PROBLEM — Leave out the pictures and copy every record exactly.

── SUPPLIED MATERIAL

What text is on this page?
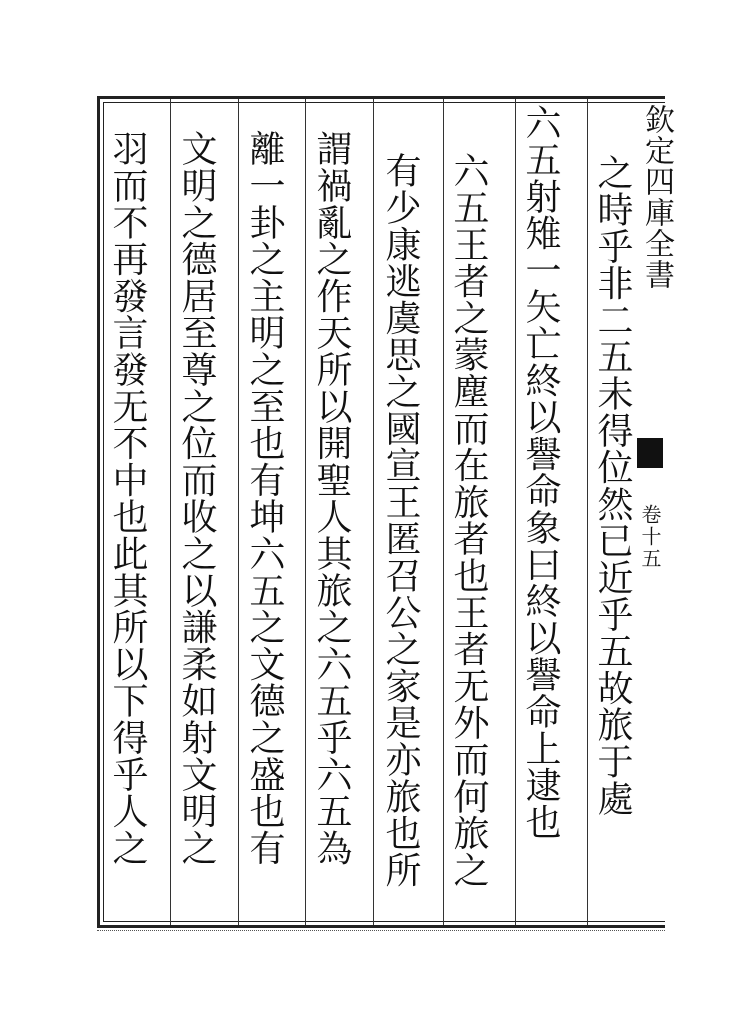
欽定四庫全書
卷十五
之時乎非二五未得位然已近乎五故旅于處
六五射雉一矢亡終以譽命象曰終以譽命上逮也
六五王者之蒙塵而在旅者也王者无外而何旅之
有少康逃虞思之國宣王匿召公之家是亦旅也所
謂禍亂之作天所以開聖人其旅之六五乎六五為
離一卦之主明之至也有坤六五之文德之盛也有
文明之德居至尊之位而收之以謙柔如射文明之
羽而不再發言發无不中也此其所以下得乎人之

────

TASK OUTPUT —
What text is on this page?
欽定四庫全書
卷十五
之時乎非二五未得位然已近乎五故旅于處
六五射雉一矢亡終以譽命象曰終以譽命上逮也
六五王者之蒙塵而在旅者也王者无外而何旅之
有少康逃虞思之國宣王匿召公之家是亦旅也所
謂禍亂之作天所以開聖人其旅之六五乎六五為
離一卦之主明之至也有坤六五之文德之盛也有
文明之德居至尊之位而收之以謙柔如射文明之
羽而不再發言發无不中也此其所以下得乎人之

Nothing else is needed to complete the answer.